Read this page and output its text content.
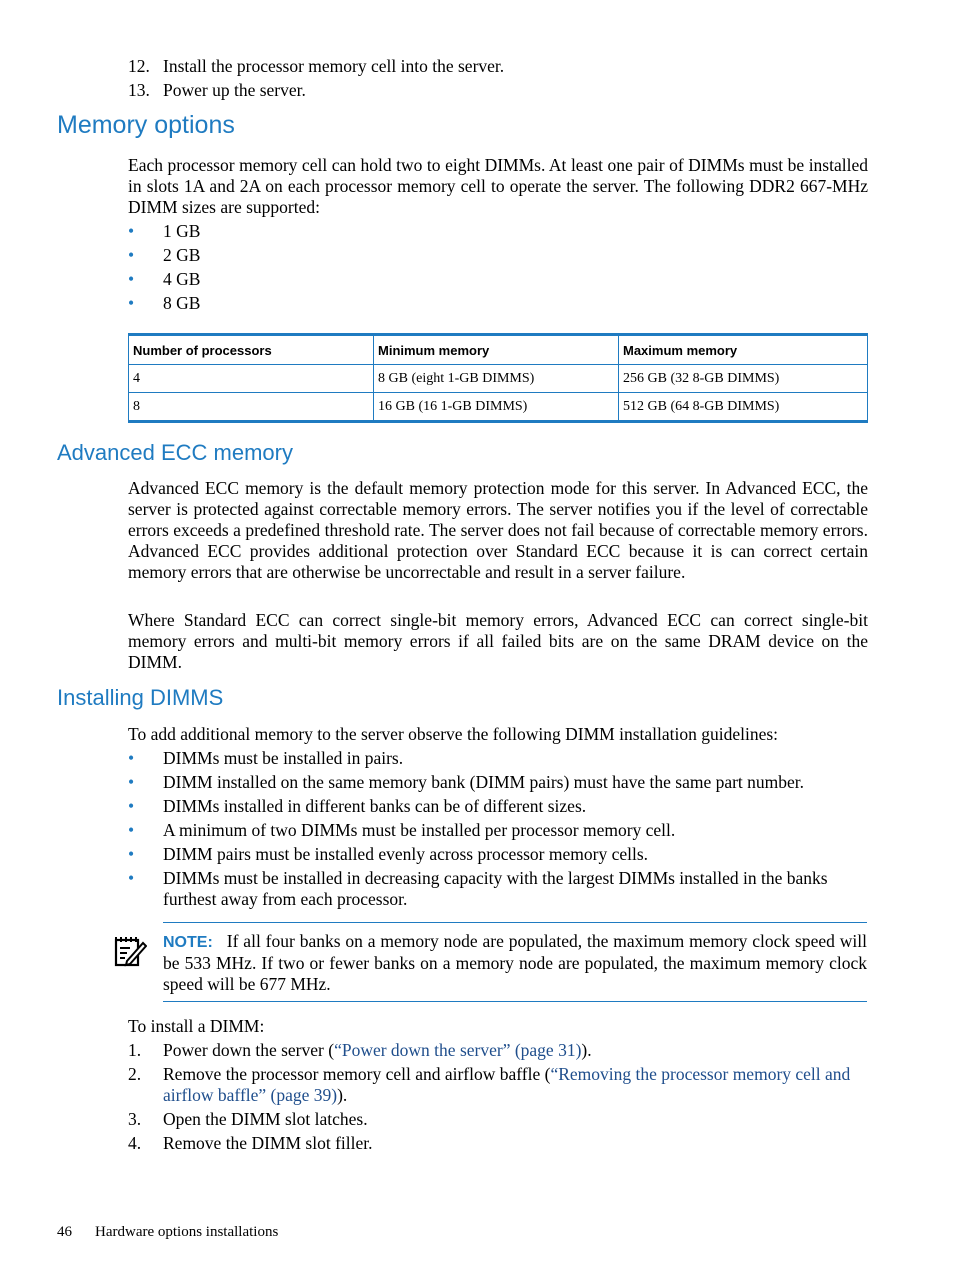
12. Install the processor memory cell into the server.
13. Power up the server.
Memory options
Each processor memory cell can hold two to eight DIMMs. At least one pair of DIMMs must be installed in slots 1A and 2A on each processor memory cell to operate the server. The following DDR2 667-MHz DIMM sizes are supported:
•	1 GB
•	2 GB
•	4 GB
•	8 GB
Number of processors	Minimum memory	Maximum memory
4	8 GB (eight 1-GB DIMMS)	256 GB (32 8-GB DIMMS)
8	16 GB (16 1-GB DIMMS)	512 GB (64 8-GB DIMMS)
Advanced ECC memory
Advanced ECC memory is the default memory protection mode for this server. In Advanced ECC, the server is protected against correctable memory errors. The server notifies you if the level of correctable errors exceeds a predefined threshold rate. The server does not fail because of correctable memory errors. Advanced ECC provides additional protection over Standard ECC because it is can correct certain memory errors that are otherwise be uncorrectable and result in a server failure.
Where Standard ECC can correct single-bit memory errors, Advanced ECC can correct single-bit memory errors and multi-bit memory errors if all failed bits are on the same DRAM device on the DIMM.
Installing DIMMS
To add additional memory to the server observe the following DIMM installation guidelines:
•	DIMMs must be installed in pairs.
•	DIMM installed on the same memory bank (DIMM pairs) must have the same part number.
•	DIMMs installed in different banks can be of different sizes.
•	A minimum of two DIMMs must be installed per processor memory cell.
•	DIMM pairs must be installed evenly across processor memory cells.
•	DIMMs must be installed in decreasing capacity with the largest DIMMs installed in the banks furthest away from each processor.
NOTE: If all four banks on a memory node are populated, the maximum memory clock speed will be 533 MHz. If two or fewer banks on a memory node are populated, the maximum memory clock speed will be 677 MHz.
To install a DIMM:
1.	Power down the server (“Power down the server” (page 31)).
2.	Remove the processor memory cell and airflow baffle (“Removing the processor memory cell and airflow baffle” (page 39)).
3.	Open the DIMM slot latches.
4.	Remove the DIMM slot filler.
46 Hardware options installations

▬▬▬

• WORK REQUIRED:
If a line in the entries holds the word "banks", count it. Report the total only.

• REPLY:
3